-- TO BE DONE --
Reproduce the listing below without any change.

── DATASET CONTENT ──

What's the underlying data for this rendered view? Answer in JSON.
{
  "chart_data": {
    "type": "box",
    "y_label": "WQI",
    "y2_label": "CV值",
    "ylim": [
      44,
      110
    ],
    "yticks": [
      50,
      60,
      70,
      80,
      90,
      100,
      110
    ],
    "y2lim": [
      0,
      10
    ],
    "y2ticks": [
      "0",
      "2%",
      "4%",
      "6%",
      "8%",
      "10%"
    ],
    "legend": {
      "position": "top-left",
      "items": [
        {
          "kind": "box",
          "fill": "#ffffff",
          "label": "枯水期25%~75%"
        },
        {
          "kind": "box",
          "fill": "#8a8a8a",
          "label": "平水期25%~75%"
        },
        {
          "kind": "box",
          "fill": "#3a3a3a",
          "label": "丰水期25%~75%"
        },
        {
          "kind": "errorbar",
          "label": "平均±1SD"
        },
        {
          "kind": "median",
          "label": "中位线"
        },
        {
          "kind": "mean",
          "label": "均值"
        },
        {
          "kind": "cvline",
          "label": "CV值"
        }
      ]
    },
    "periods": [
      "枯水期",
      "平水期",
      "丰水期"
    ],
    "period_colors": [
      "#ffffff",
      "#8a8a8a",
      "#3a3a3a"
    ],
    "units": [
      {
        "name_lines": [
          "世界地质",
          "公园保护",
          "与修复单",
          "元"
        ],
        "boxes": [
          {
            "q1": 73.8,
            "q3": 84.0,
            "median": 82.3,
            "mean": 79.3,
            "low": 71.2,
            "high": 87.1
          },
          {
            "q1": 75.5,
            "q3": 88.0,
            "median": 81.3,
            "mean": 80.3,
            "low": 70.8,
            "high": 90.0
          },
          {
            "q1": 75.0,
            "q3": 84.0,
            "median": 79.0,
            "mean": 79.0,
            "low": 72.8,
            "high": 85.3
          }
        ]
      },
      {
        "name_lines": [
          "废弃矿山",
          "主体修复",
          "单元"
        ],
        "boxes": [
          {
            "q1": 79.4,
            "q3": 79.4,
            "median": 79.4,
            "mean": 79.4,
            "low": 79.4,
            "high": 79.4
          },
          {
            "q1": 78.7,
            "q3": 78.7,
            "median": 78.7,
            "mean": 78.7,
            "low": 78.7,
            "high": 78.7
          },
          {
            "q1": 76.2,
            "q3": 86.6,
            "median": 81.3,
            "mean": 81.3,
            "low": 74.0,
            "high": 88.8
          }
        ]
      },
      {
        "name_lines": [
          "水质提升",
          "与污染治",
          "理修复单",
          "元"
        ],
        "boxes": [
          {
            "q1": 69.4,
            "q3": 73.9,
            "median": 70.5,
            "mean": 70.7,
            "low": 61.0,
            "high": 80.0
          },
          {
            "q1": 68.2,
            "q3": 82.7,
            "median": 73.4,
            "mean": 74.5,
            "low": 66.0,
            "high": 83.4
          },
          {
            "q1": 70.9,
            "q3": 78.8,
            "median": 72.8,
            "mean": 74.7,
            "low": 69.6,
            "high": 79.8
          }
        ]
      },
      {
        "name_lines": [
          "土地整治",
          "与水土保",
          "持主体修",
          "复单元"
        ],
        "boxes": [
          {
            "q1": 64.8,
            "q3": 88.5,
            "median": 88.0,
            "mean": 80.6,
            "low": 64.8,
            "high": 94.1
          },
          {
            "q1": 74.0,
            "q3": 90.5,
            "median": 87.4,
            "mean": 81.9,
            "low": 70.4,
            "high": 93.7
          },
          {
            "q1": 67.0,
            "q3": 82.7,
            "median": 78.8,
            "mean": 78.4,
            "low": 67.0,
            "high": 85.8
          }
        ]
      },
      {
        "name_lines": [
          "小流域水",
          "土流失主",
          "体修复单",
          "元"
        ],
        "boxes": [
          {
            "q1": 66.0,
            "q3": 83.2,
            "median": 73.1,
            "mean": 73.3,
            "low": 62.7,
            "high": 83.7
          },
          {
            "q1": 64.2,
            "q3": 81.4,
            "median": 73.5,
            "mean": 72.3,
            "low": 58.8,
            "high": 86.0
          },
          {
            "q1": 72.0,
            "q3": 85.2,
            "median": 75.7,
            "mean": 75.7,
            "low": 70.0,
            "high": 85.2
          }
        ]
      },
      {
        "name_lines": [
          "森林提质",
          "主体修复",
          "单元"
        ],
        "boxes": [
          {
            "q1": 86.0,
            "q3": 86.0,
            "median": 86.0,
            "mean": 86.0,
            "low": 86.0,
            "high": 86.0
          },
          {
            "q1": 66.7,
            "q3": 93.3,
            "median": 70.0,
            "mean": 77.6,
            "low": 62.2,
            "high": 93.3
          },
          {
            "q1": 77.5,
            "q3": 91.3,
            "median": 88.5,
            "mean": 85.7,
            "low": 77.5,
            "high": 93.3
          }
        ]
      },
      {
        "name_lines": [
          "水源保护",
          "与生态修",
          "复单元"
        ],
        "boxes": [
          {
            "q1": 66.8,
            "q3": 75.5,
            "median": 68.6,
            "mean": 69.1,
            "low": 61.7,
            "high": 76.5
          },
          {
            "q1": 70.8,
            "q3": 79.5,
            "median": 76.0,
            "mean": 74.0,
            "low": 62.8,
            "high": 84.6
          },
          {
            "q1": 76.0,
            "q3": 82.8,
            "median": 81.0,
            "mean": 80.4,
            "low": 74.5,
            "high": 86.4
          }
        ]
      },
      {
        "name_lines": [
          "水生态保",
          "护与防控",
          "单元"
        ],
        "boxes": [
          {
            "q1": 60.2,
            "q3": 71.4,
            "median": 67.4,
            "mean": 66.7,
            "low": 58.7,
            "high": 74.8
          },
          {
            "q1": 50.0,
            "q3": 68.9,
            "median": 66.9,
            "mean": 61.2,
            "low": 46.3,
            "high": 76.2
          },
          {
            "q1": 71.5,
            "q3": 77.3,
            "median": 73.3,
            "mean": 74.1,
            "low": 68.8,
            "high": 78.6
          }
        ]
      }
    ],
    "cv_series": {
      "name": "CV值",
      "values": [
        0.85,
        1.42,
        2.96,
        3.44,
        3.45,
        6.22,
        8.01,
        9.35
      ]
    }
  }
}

───

-- SOLVED PROBLEM --
What's the underlying data for this rendered view? Answer in JSON.
{
  "chart_data": {
    "type": "box",
    "y_label": "WQI",
    "y2_label": "CV值",
    "ylim": [
      44,
      110
    ],
    "yticks": [
      50,
      60,
      70,
      80,
      90,
      100,
      110
    ],
    "y2lim": [
      0,
      10
    ],
    "y2ticks": [
      "0",
      "2%",
      "4%",
      "6%",
      "8%",
      "10%"
    ],
    "legend": {
      "position": "top-left",
      "items": [
        {
          "kind": "box",
          "fill": "#ffffff",
          "label": "枯水期25%~75%"
        },
        {
          "kind": "box",
          "fill": "#8a8a8a",
          "label": "平水期25%~75%"
        },
        {
          "kind": "box",
          "fill": "#3a3a3a",
          "label": "丰水期25%~75%"
        },
        {
          "kind": "errorbar",
          "label": "平均±1SD"
        },
        {
          "kind": "median",
          "label": "中位线"
        },
        {
          "kind": "mean",
          "label": "均值"
        },
        {
          "kind": "cvline",
          "label": "CV值"
        }
      ]
    },
    "periods": [
      "枯水期",
      "平水期",
      "丰水期"
    ],
    "period_colors": [
      "#ffffff",
      "#8a8a8a",
      "#3a3a3a"
    ],
    "units": [
      {
        "name_lines": [
          "世界地质",
          "公园保护",
          "与修复单",
          "元"
        ],
        "boxes": [
          {
            "q1": 73.8,
            "q3": 84.0,
            "median": 82.3,
            "mean": 79.3,
            "low": 71.2,
            "high": 87.1
          },
          {
            "q1": 75.5,
            "q3": 88.0,
            "median": 81.3,
            "mean": 80.3,
            "low": 70.8,
            "high": 90.0
          },
          {
            "q1": 75.0,
            "q3": 84.0,
            "median": 79.0,
            "mean": 79.0,
            "low": 72.8,
            "high": 85.3
          }
        ]
      },
      {
        "name_lines": [
          "废弃矿山",
          "主体修复",
          "单元"
        ],
        "boxes": [
          {
            "q1": 79.4,
            "q3": 79.4,
            "median": 79.4,
            "mean": 79.4,
            "low": 79.4,
            "high": 79.4
          },
          {
            "q1": 78.7,
            "q3": 78.7,
            "median": 78.7,
            "mean": 78.7,
            "low": 78.7,
            "high": 78.7
          },
          {
            "q1": 76.2,
            "q3": 86.6,
            "median": 81.3,
            "mean": 81.3,
            "low": 74.0,
            "high": 88.8
          }
        ]
      },
      {
        "name_lines": [
          "水质提升",
          "与污染治",
          "理修复单",
          "元"
        ],
        "boxes": [
          {
            "q1": 69.4,
            "q3": 73.9,
            "median": 70.5,
            "mean": 70.7,
            "low": 61.0,
            "high": 80.0
          },
          {
            "q1": 68.2,
            "q3": 82.7,
            "median": 73.4,
            "mean": 74.5,
            "low": 66.0,
            "high": 83.4
          },
          {
            "q1": 70.9,
            "q3": 78.8,
            "median": 72.8,
            "mean": 74.7,
            "low": 69.6,
            "high": 79.8
          }
        ]
      },
      {
        "name_lines": [
          "土地整治",
          "与水土保",
          "持主体修",
          "复单元"
        ],
        "boxes": [
          {
            "q1": 64.8,
            "q3": 88.5,
            "median": 88.0,
            "mean": 80.6,
            "low": 64.8,
            "high": 94.1
          },
          {
            "q1": 74.0,
            "q3": 90.5,
            "median": 87.4,
            "mean": 81.9,
            "low": 70.4,
            "high": 93.7
          },
          {
            "q1": 67.0,
            "q3": 82.7,
            "median": 78.8,
            "mean": 78.4,
            "low": 67.0,
            "high": 85.8
          }
        ]
      },
      {
        "name_lines": [
          "小流域水",
          "土流失主",
          "体修复单",
          "元"
        ],
        "boxes": [
          {
            "q1": 66.0,
            "q3": 83.2,
            "median": 73.1,
            "mean": 73.3,
            "low": 62.7,
            "high": 83.7
          },
          {
            "q1": 64.2,
            "q3": 81.4,
            "median": 73.5,
            "mean": 72.3,
            "low": 58.8,
            "high": 86.0
          },
          {
            "q1": 72.0,
            "q3": 85.2,
            "median": 75.7,
            "mean": 75.7,
            "low": 70.0,
            "high": 85.2
          }
        ]
      },
      {
        "name_lines": [
          "森林提质",
          "主体修复",
          "单元"
        ],
        "boxes": [
          {
            "q1": 86.0,
            "q3": 86.0,
            "median": 86.0,
            "mean": 86.0,
            "low": 86.0,
            "high": 86.0
          },
          {
            "q1": 66.7,
            "q3": 93.3,
            "median": 70.0,
            "mean": 77.6,
            "low": 62.2,
            "high": 93.3
          },
          {
            "q1": 77.5,
            "q3": 91.3,
            "median": 88.5,
            "mean": 85.7,
            "low": 77.5,
            "high": 93.3
          }
        ]
      },
      {
        "name_lines": [
          "水源保护",
          "与生态修",
          "复单元"
        ],
        "boxes": [
          {
            "q1": 66.8,
            "q3": 75.5,
            "median": 68.6,
            "mean": 69.1,
            "low": 61.7,
            "high": 76.5
          },
          {
            "q1": 70.8,
            "q3": 79.5,
            "median": 76.0,
            "mean": 74.0,
            "low": 62.8,
            "high": 84.6
          },
          {
            "q1": 76.0,
            "q3": 82.8,
            "median": 81.0,
            "mean": 80.4,
            "low": 74.5,
            "high": 86.4
          }
        ]
      },
      {
        "name_lines": [
          "水生态保",
          "护与防控",
          "单元"
        ],
        "boxes": [
          {
            "q1": 60.2,
            "q3": 71.4,
            "median": 67.4,
            "mean": 66.7,
            "low": 58.7,
            "high": 74.8
          },
          {
            "q1": 50.0,
            "q3": 68.9,
            "median": 66.9,
            "mean": 61.2,
            "low": 46.3,
            "high": 76.2
          },
          {
            "q1": 71.5,
            "q3": 77.3,
            "median": 73.3,
            "mean": 74.1,
            "low": 68.8,
            "high": 78.6
          }
        ]
      }
    ],
    "cv_series": {
      "name": "CV值",
      "values": [
        0.85,
        1.42,
        2.96,
        3.44,
        3.45,
        6.22,
        8.01,
        9.35
      ]
    }
  }
}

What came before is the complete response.